Locate every line in the material below that has the word "Dashboard". Copy each of those lines.

Records from a data source:
▬▬▬
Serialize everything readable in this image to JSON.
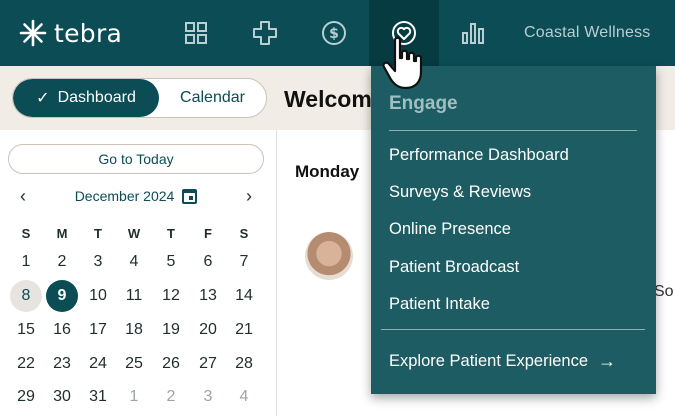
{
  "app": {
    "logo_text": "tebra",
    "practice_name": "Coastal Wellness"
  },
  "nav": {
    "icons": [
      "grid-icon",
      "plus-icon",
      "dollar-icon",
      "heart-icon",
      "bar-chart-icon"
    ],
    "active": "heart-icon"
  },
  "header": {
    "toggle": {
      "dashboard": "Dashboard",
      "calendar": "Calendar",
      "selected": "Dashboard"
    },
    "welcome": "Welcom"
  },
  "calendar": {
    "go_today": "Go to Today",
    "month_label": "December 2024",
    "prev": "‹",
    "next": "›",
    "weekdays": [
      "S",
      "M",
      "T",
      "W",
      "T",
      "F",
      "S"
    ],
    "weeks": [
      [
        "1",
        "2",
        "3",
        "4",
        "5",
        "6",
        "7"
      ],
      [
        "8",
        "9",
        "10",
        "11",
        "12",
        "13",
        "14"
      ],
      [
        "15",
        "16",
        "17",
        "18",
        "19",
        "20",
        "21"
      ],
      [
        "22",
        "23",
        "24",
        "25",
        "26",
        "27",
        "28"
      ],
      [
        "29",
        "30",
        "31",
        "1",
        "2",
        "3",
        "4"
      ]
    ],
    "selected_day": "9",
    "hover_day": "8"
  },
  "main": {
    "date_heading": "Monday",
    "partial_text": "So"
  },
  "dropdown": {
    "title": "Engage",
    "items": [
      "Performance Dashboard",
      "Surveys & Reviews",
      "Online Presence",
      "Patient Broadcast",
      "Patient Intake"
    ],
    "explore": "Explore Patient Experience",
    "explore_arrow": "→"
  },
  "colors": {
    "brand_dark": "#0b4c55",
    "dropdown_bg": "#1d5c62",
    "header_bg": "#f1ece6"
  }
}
▬▬▬
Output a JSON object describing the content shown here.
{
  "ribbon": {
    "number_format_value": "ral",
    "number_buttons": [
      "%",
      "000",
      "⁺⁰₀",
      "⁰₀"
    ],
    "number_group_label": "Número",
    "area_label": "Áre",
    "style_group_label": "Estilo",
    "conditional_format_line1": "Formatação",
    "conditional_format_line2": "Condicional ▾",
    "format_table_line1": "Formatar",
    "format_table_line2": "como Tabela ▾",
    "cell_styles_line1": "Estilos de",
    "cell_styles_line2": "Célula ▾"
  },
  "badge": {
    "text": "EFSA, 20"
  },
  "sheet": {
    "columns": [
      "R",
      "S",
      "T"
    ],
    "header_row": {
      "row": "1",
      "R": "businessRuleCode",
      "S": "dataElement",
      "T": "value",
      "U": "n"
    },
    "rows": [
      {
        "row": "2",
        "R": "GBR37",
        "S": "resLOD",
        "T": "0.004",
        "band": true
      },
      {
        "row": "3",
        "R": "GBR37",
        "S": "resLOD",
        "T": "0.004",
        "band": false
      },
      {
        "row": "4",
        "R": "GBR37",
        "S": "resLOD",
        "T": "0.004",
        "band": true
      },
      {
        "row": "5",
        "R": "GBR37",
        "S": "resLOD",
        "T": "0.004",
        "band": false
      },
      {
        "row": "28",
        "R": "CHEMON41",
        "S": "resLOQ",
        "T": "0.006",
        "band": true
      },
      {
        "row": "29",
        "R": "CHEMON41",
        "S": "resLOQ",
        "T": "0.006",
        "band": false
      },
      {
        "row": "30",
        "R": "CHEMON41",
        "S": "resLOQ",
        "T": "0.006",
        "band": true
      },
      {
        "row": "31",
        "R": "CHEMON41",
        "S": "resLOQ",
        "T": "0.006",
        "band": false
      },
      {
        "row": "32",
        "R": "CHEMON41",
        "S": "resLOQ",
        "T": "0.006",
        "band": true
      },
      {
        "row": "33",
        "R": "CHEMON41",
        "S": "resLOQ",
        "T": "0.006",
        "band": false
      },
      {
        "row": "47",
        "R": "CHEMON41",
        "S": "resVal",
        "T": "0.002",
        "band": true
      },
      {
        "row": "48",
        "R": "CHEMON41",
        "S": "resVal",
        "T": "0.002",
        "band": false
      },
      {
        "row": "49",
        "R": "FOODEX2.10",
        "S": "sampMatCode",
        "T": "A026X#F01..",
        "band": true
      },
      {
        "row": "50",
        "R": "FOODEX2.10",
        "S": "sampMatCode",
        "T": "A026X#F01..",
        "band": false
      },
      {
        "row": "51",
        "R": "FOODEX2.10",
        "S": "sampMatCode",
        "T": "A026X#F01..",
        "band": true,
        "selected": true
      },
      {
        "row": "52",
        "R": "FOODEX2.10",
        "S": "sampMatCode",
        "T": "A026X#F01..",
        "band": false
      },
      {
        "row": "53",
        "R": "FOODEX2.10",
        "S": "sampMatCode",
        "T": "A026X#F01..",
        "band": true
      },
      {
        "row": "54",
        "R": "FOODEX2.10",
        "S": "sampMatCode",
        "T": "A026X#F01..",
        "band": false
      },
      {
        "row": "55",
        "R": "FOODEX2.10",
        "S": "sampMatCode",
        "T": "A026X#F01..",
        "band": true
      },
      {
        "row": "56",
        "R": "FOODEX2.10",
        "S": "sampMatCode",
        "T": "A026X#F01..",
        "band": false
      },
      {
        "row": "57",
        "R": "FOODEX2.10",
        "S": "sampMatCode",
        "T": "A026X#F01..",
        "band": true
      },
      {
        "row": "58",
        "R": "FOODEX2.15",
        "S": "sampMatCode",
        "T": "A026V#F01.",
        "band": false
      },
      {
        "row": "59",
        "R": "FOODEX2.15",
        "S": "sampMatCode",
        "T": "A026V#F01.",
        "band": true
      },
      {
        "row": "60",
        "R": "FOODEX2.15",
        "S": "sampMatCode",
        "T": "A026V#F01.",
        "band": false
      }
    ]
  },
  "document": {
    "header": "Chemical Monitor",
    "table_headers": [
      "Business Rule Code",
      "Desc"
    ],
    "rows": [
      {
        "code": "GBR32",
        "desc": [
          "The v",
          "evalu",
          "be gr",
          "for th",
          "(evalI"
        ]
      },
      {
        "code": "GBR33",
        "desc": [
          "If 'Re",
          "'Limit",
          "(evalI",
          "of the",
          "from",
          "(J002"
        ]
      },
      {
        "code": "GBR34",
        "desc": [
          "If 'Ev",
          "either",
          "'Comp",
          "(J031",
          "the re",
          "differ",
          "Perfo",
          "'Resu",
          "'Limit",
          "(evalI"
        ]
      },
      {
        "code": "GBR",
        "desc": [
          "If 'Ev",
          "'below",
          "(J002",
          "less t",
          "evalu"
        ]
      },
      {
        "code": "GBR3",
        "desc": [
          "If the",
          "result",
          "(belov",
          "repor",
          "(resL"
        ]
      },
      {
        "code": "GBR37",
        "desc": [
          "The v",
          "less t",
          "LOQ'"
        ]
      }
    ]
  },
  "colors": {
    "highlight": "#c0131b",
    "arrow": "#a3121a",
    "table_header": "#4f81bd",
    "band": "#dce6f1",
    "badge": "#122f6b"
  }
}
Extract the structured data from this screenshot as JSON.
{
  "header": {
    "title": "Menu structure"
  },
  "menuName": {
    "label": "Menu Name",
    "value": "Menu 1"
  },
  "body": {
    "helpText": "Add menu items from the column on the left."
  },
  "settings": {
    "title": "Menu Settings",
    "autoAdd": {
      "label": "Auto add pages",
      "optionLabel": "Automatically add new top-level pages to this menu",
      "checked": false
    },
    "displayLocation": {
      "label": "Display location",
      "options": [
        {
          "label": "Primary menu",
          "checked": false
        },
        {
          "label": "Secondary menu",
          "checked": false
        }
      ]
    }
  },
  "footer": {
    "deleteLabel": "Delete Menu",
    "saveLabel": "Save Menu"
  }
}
▬▬▬
Task response:
      "dashboard": "Dashboard",
      "selected": "Dashboard"
      "Performance Dashboard",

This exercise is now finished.